Show all lines holding "TrapphoneT".

LISTING —
------------------------------------------------------------------------

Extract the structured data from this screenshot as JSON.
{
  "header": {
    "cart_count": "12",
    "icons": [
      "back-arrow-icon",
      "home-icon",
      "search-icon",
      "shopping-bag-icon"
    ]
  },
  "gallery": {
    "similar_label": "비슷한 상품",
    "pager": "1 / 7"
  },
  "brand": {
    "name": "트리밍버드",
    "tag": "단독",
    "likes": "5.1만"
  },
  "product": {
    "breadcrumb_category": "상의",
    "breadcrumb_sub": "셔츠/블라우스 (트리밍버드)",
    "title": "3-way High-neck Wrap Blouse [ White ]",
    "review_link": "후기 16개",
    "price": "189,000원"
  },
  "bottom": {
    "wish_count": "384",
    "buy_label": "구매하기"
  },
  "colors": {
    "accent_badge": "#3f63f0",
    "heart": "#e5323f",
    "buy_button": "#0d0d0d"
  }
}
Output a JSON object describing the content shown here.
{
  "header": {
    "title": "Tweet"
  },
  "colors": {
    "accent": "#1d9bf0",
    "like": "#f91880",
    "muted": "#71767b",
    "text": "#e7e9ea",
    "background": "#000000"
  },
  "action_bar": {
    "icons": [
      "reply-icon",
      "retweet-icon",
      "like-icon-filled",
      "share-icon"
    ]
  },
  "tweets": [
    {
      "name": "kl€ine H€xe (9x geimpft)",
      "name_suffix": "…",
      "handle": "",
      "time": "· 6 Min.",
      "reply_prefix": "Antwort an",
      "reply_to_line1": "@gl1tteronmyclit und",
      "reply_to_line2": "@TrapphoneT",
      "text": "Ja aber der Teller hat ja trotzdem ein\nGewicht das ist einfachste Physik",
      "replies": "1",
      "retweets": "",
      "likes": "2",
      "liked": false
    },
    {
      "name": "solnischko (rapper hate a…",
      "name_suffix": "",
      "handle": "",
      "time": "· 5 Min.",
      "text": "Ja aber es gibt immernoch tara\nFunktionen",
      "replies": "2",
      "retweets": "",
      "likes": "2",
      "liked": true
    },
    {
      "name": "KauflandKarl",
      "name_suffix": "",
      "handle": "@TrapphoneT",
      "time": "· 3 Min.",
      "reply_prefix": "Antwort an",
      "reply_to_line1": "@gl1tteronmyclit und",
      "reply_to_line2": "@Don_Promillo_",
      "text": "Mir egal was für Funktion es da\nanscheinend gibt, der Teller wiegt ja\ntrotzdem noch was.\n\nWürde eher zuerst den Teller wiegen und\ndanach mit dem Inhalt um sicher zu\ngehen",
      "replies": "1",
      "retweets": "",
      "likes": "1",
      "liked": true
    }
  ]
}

------------------------------------------------------------------------

OUTPUT BELOW —
      "reply_to_line2": "@TrapphoneT",
      "handle": "@TrapphoneT",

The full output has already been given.